Description of the task ▸
Repeat the data word for word. Do not include the pictures.

◆ ◆ ◆

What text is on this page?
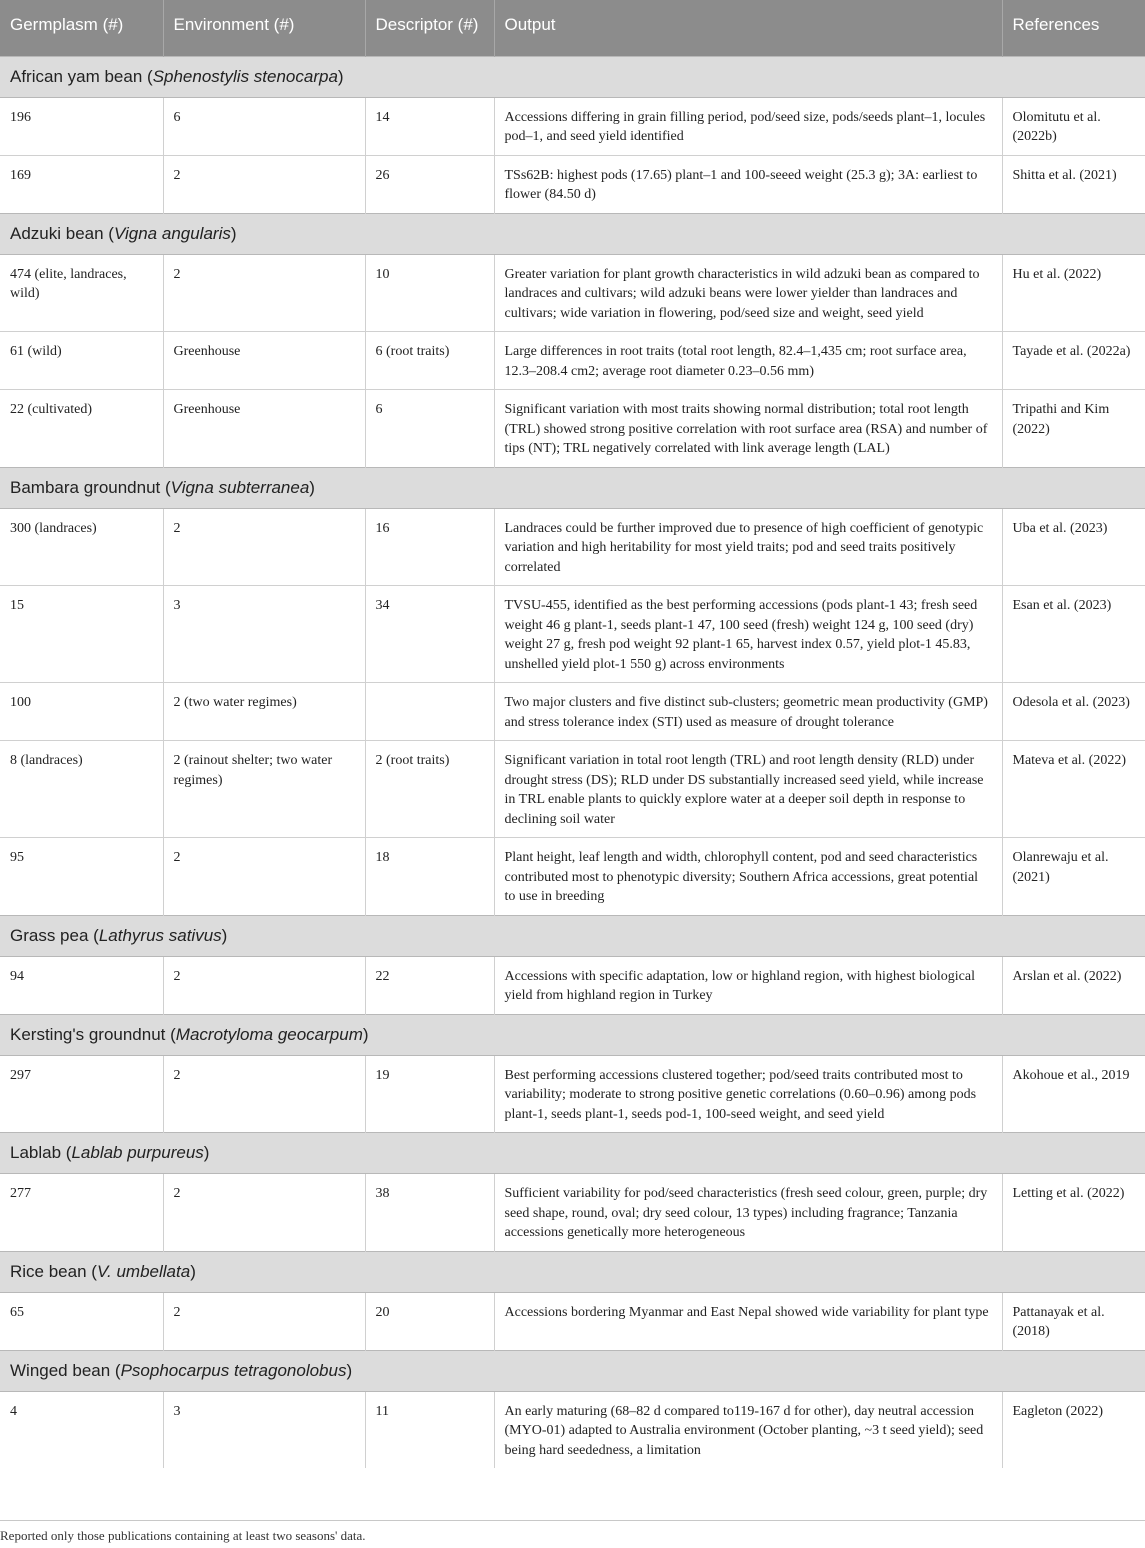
Germplasm (#)	Environment (#)	Descriptor (#)	Output	References
African yam bean (Sphenostylis stenocarpa)				
196	6	14	Accessions differing in grain filling period, pod/seed size, pods/seeds plant–1, locules pod–1, and seed yield identified	Olomitutu et al. (2022b)
169	2	26	TSs62B: highest pods (17.65) plant–1 and 100-seeed weight (25.3 g); 3A: earliest to flower (84.50 d)	Shitta et al. (2021)
Adzuki bean (Vigna angularis)				
474 (elite, landraces, wild)	2	10	Greater variation for plant growth characteristics in wild adzuki bean as compared to landraces and cultivars; wild adzuki beans were lower yielder than landraces and cultivars; wide variation in flowering, pod/seed size and weight, seed yield	Hu et al. (2022)
61 (wild)	Greenhouse	6 (root traits)	Large differences in root traits (total root length, 82.4–1,435 cm; root surface area, 12.3–208.4 cm2; average root diameter 0.23–0.56 mm)	Tayade et al. (2022a)
22 (cultivated)	Greenhouse	6	Significant variation with most traits showing normal distribution; total root length (TRL) showed strong positive correlation with root surface area (RSA) and number of tips (NT); TRL negatively correlated with link average length (LAL)	Tripathi and Kim (2022)
Bambara groundnut (Vigna subterranea)				
300 (landraces)	2	16	Landraces could be further improved due to presence of high coefficient of genotypic variation and high heritability for most yield traits; pod and seed traits positively correlated	Uba et al. (2023)
15	3	34	TVSU-455, identified as the best performing accessions (pods plant-1 43; fresh seed weight 46 g plant-1, seeds plant-1 47, 100 seed (fresh) weight 124 g, 100 seed (dry) weight 27 g, fresh pod weight 92 plant-1 65, harvest index 0.57, yield plot-1 45.83, unshelled yield plot-1 550 g) across environments	Esan et al. (2023)
100	2 (two water regimes)		Two major clusters and five distinct sub-clusters; geometric mean productivity (GMP) and stress tolerance index (STI) used as measure of drought tolerance	Odesola et al. (2023)
8 (landraces)	2 (rainout shelter; two water regimes)	2 (root traits)	Significant variation in total root length (TRL) and root length density (RLD) under drought stress (DS); RLD under DS substantially increased seed yield, while increase in TRL enable plants to quickly explore water at a deeper soil depth in response to declining soil water	Mateva et al. (2022)
95	2	18	Plant height, leaf length and width, chlorophyll content, pod and seed characteristics contributed most to phenotypic diversity; Southern Africa accessions, great potential to use in breeding	Olanrewaju et al. (2021)
Grass pea (Lathyrus sativus)				
94	2	22	Accessions with specific adaptation, low or highland region, with highest biological yield from highland region in Turkey	Arslan et al. (2022)
Kersting's groundnut (Macrotyloma geocarpum)				
297	2	19	Best performing accessions clustered together; pod/seed traits contributed most to variability; moderate to strong positive genetic correlations (0.60–0.96) among pods plant-1, seeds plant-1, seeds pod-1, 100-seed weight, and seed yield	Akohoue et al., 2019
Lablab (Lablab purpureus)				
277	2	38	Sufficient variability for pod/seed characteristics (fresh seed colour, green, purple; dry seed shape, round, oval; dry seed colour, 13 types) including fragrance; Tanzania accessions genetically more heterogeneous	Letting et al. (2022)
Rice bean (V. umbellata)				
65	2	20	Accessions bordering Myanmar and East Nepal showed wide variability for plant type	Pattanayak et al. (2018)
Winged bean (Psophocarpus tetragonolobus)				
4	3	11	An early maturing (68–82 d compared to119-167 d for other), day neutral accession (MYO-01) adapted to Australia environment (October planting, ~3 t seed yield); seed being hard seededness, a limitation	Eagleton (2022)
Reported only those publications containing at least two seasons' data.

◆ ◆ ◆

The response ▸
What text is on this page?
Germplasm (#)	Environment (#)	Descriptor (#)	Output	References
African yam bean (Sphenostylis stenocarpa)				
196	6	14	Accessions differing in grain filling period, pod/seed size, pods/seeds plant–1, locules pod–1, and seed yield identified	Olomitutu et al. (2022b)
169	2	26	TSs62B: highest pods (17.65) plant–1 and 100-seeed weight (25.3 g); 3A: earliest to flower (84.50 d)	Shitta et al. (2021)
Adzuki bean (Vigna angularis)				
474 (elite, landraces, wild)	2	10	Greater variation for plant growth characteristics in wild adzuki bean as compared to landraces and cultivars; wild adzuki beans were lower yielder than landraces and cultivars; wide variation in flowering, pod/seed size and weight, seed yield	Hu et al. (2022)
61 (wild)	Greenhouse	6 (root traits)	Large differences in root traits (total root length, 82.4–1,435 cm; root surface area, 12.3–208.4 cm2; average root diameter 0.23–0.56 mm)	Tayade et al. (2022a)
22 (cultivated)	Greenhouse	6	Significant variation with most traits showing normal distribution; total root length (TRL) showed strong positive correlation with root surface area (RSA) and number of tips (NT); TRL negatively correlated with link average length (LAL)	Tripathi and Kim (2022)
Bambara groundnut (Vigna subterranea)				
300 (landraces)	2	16	Landraces could be further improved due to presence of high coefficient of genotypic variation and high heritability for most yield traits; pod and seed traits positively correlated	Uba et al. (2023)
15	3	34	TVSU-455, identified as the best performing accessions (pods plant-1 43; fresh seed weight 46 g plant-1, seeds plant-1 47, 100 seed (fresh) weight 124 g, 100 seed (dry) weight 27 g, fresh pod weight 92 plant-1 65, harvest index 0.57, yield plot-1 45.83, unshelled yield plot-1 550 g) across environments	Esan et al. (2023)
100	2 (two water regimes)		Two major clusters and five distinct sub-clusters; geometric mean productivity (GMP) and stress tolerance index (STI) used as measure of drought tolerance	Odesola et al. (2023)
8 (landraces)	2 (rainout shelter; two water regimes)	2 (root traits)	Significant variation in total root length (TRL) and root length density (RLD) under drought stress (DS); RLD under DS substantially increased seed yield, while increase in TRL enable plants to quickly explore water at a deeper soil depth in response to declining soil water	Mateva et al. (2022)
95	2	18	Plant height, leaf length and width, chlorophyll content, pod and seed characteristics contributed most to phenotypic diversity; Southern Africa accessions, great potential to use in breeding	Olanrewaju et al. (2021)
Grass pea (Lathyrus sativus)				
94	2	22	Accessions with specific adaptation, low or highland region, with highest biological yield from highland region in Turkey	Arslan et al. (2022)
Kersting's groundnut (Macrotyloma geocarpum)				
297	2	19	Best performing accessions clustered together; pod/seed traits contributed most to variability; moderate to strong positive genetic correlations (0.60–0.96) among pods plant-1, seeds plant-1, seeds pod-1, 100-seed weight, and seed yield	Akohoue et al., 2019
Lablab (Lablab purpureus)				
277	2	38	Sufficient variability for pod/seed characteristics (fresh seed colour, green, purple; dry seed shape, round, oval; dry seed colour, 13 types) including fragrance; Tanzania accessions genetically more heterogeneous	Letting et al. (2022)
Rice bean (V. umbellata)				
65	2	20	Accessions bordering Myanmar and East Nepal showed wide variability for plant type	Pattanayak et al. (2018)
Winged bean (Psophocarpus tetragonolobus)				
4	3	11	An early maturing (68–82 d compared to119-167 d for other), day neutral accession (MYO-01) adapted to Australia environment (October planting, ~3 t seed yield); seed being hard seededness, a limitation	Eagleton (2022)
Reported only those publications containing at least two seasons' data.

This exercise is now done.